PROBLEM. For each line of the data below that holds "Здание", copy the line.

------ TASK MATERIAL ------

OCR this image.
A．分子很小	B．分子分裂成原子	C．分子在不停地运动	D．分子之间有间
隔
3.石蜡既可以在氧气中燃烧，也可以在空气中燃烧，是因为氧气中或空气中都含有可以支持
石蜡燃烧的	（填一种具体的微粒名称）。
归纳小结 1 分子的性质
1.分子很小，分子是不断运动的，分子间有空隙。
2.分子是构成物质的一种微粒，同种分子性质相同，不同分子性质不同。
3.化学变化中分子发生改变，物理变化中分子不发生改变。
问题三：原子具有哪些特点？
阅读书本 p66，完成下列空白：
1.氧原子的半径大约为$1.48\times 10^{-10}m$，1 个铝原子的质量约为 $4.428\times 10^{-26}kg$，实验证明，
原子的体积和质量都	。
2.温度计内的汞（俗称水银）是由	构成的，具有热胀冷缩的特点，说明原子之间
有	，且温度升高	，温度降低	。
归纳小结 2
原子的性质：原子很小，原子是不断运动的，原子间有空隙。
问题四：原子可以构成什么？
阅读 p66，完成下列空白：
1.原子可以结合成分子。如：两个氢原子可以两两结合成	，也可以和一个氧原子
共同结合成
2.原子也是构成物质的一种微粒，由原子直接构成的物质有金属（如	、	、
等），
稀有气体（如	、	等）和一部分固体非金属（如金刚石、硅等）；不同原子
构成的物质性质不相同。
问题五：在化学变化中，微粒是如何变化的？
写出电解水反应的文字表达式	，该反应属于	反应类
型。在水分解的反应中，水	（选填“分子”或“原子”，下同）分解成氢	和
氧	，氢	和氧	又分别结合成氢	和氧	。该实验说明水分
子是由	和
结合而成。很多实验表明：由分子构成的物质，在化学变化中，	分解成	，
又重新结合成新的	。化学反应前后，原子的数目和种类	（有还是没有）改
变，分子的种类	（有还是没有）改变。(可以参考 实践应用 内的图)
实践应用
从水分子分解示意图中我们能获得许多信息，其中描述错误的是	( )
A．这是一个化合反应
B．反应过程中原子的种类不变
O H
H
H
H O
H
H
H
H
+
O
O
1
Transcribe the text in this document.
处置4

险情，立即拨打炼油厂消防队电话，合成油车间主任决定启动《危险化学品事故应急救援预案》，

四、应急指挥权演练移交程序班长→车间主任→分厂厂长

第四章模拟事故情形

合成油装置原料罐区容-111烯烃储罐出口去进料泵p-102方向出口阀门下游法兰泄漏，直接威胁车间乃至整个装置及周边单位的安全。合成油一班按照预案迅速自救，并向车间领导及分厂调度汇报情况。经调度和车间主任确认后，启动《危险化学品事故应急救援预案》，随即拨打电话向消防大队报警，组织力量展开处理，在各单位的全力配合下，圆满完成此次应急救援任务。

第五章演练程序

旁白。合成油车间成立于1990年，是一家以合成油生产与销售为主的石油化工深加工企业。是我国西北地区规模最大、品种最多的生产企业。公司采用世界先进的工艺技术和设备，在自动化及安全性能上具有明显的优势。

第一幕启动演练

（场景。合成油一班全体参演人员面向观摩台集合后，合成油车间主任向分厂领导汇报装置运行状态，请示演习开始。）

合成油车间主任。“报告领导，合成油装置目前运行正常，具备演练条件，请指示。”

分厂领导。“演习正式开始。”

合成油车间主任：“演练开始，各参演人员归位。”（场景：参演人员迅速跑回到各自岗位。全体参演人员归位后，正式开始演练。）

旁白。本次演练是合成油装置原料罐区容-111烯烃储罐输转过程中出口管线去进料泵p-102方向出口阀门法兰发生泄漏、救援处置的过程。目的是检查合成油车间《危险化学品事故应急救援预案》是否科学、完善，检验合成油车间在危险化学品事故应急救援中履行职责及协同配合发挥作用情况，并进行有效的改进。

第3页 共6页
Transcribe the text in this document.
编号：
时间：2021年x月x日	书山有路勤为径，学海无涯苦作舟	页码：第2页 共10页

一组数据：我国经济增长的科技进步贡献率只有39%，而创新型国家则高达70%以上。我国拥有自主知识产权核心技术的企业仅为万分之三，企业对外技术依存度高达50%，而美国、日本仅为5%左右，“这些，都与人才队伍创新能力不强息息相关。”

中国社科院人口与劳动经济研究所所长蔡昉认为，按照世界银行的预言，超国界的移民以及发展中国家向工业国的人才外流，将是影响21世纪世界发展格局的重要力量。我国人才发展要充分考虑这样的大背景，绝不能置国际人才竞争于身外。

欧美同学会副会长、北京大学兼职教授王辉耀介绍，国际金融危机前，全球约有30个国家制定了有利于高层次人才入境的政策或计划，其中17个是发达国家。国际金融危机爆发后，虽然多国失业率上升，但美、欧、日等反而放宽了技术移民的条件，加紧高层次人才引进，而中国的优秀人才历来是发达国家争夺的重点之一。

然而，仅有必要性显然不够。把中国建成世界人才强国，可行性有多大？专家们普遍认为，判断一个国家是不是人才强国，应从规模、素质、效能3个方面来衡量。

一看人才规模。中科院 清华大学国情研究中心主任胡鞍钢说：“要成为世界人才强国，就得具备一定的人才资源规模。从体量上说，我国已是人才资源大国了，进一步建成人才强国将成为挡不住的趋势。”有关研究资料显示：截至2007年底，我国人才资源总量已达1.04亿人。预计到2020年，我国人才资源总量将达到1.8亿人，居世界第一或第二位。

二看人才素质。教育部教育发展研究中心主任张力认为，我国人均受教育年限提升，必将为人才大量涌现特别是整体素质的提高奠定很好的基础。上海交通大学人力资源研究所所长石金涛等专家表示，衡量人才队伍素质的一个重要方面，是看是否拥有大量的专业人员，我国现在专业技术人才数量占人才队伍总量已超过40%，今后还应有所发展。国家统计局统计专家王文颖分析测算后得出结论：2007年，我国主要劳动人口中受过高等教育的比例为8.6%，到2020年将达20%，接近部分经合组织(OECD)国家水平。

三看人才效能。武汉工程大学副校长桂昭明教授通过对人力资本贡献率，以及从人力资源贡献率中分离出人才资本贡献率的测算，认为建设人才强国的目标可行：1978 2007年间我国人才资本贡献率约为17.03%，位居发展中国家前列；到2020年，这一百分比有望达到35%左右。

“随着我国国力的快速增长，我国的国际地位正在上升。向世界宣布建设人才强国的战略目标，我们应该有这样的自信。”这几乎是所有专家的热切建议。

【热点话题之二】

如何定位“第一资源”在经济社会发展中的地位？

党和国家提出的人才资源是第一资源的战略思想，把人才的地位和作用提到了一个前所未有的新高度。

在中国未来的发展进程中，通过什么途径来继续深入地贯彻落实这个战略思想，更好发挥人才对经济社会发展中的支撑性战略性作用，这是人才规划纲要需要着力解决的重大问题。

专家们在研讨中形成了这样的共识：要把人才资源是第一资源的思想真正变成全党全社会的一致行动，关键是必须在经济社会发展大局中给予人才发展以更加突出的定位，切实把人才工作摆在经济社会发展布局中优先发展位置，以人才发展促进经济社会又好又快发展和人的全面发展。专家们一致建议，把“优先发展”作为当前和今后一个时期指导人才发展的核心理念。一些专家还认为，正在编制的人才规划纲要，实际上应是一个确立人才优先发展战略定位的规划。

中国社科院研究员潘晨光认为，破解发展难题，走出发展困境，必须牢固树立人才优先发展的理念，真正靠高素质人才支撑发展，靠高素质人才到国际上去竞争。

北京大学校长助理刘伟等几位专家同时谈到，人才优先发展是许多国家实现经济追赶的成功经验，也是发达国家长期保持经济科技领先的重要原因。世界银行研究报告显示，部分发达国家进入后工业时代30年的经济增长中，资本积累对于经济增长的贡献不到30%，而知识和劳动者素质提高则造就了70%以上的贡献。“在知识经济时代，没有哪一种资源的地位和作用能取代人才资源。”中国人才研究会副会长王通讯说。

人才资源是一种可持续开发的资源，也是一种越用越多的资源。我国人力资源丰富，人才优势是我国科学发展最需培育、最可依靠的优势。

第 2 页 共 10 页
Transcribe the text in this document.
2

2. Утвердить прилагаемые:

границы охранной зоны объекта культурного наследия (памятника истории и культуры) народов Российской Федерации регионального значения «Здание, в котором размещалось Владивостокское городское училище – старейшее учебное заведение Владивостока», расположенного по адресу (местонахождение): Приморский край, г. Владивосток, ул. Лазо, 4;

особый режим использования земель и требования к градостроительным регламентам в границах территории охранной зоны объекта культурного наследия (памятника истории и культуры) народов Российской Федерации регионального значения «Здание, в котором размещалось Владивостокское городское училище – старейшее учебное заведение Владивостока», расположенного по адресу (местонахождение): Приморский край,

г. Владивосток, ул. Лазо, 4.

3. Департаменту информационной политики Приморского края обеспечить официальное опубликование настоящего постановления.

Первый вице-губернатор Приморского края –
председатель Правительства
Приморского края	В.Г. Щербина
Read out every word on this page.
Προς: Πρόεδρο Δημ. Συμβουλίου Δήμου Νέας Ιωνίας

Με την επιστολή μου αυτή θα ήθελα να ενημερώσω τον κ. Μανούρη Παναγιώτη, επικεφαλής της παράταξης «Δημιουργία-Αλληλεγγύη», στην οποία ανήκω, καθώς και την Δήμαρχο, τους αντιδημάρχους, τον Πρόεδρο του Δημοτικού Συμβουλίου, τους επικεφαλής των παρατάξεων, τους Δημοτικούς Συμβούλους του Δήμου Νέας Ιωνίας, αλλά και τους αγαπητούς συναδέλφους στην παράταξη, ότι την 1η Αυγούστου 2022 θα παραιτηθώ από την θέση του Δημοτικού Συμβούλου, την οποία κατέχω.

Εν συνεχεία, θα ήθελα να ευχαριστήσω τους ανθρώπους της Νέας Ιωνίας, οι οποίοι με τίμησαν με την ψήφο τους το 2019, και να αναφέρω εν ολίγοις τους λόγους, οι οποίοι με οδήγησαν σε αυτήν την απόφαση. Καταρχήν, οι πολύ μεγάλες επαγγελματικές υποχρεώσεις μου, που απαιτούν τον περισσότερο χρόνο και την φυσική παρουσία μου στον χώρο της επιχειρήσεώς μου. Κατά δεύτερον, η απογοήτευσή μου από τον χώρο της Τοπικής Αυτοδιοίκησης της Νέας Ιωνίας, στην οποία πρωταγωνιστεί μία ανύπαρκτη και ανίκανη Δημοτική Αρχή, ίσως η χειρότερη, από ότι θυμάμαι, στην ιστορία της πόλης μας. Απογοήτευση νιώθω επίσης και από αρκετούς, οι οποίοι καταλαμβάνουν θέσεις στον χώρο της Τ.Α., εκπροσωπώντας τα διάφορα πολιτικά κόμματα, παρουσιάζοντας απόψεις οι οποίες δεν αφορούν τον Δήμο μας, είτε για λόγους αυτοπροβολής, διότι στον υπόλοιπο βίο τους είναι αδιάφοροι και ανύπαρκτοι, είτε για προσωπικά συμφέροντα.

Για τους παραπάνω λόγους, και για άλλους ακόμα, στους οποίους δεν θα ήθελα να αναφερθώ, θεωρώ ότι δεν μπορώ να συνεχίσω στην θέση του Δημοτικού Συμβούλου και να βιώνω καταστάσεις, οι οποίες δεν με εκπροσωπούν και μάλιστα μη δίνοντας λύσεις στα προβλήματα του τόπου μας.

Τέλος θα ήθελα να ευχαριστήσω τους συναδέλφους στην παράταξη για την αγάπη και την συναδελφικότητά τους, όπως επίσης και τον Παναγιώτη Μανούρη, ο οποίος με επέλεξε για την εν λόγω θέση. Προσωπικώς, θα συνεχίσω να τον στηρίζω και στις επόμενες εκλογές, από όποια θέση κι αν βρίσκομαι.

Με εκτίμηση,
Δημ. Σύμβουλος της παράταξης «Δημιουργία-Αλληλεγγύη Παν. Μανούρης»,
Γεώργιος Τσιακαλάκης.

------

RESULT OF THIS TASK.
границы охранной зоны объекта культурного наследия (памятника истории и культуры) народов Российской Федерации регионального значения «Здание, в котором размещалось Владивостокское городское училище – старейшее учебное заведение Владивостока», расположенного по адресу (местонахождение): Приморский край, г. Владивосток, ул. Лазо, 4;
особый режим использования земель и требования к градостроительным регламентам в границах территории охранной зоны объекта культурного наследия (памятника истории и культуры) народов Российской Федерации регионального значения «Здание, в котором размещалось Владивостокское городское училище – старейшее учебное заведение Владивостока», расположенного по адресу (местонахождение): Приморский край,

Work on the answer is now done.